Exercise prompt ▸ Of the lines in the entries below, state how many hold the word "name". Say nothing else.

Rows from a figure dataset ▸
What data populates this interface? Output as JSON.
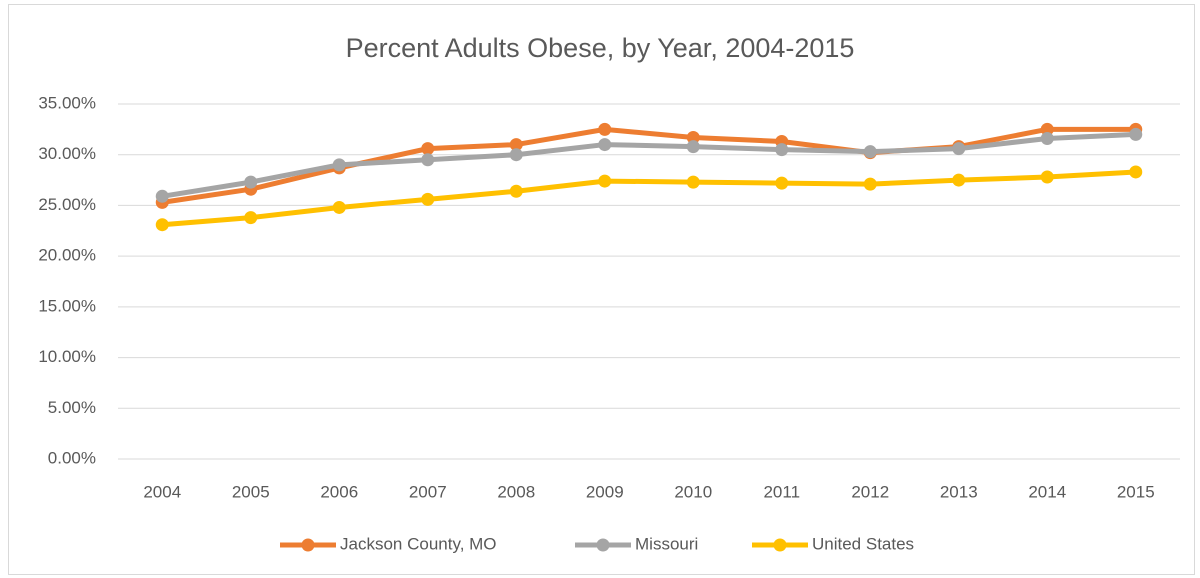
{
  "chart_data": {
    "type": "line",
    "title": "Percent Adults Obese, by Year, 2004-2015",
    "categories": [
      "2004",
      "2005",
      "2006",
      "2007",
      "2008",
      "2009",
      "2010",
      "2011",
      "2012",
      "2013",
      "2014",
      "2015"
    ],
    "series": [
      {
        "name": "Jackson County, MO",
        "color": "#ed7d31",
        "values": [
          25.3,
          26.6,
          28.7,
          30.6,
          31.0,
          32.5,
          31.7,
          31.3,
          30.2,
          30.8,
          32.5,
          32.5
        ]
      },
      {
        "name": "Missouri",
        "color": "#a5a5a5",
        "values": [
          25.9,
          27.3,
          29.0,
          29.5,
          30.0,
          31.0,
          30.8,
          30.5,
          30.3,
          30.6,
          31.6,
          32.0
        ]
      },
      {
        "name": "United States",
        "color": "#ffc000",
        "values": [
          23.1,
          23.8,
          24.8,
          25.6,
          26.4,
          27.4,
          27.3,
          27.2,
          27.1,
          27.5,
          27.8,
          28.3
        ]
      }
    ],
    "ylim": [
      0,
      35
    ],
    "yticks": [
      {
        "value": 0,
        "label": "0.00%"
      },
      {
        "value": 5,
        "label": "5.00%"
      },
      {
        "value": 10,
        "label": "10.00%"
      },
      {
        "value": 15,
        "label": "15.00%"
      },
      {
        "value": 20,
        "label": "20.00%"
      },
      {
        "value": 25,
        "label": "25.00%"
      },
      {
        "value": 30,
        "label": "30.00%"
      },
      {
        "value": 35,
        "label": "35.00%"
      }
    ],
    "grid": true,
    "legend": "bottom"
  }
}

Answer to the exercise ▸ 3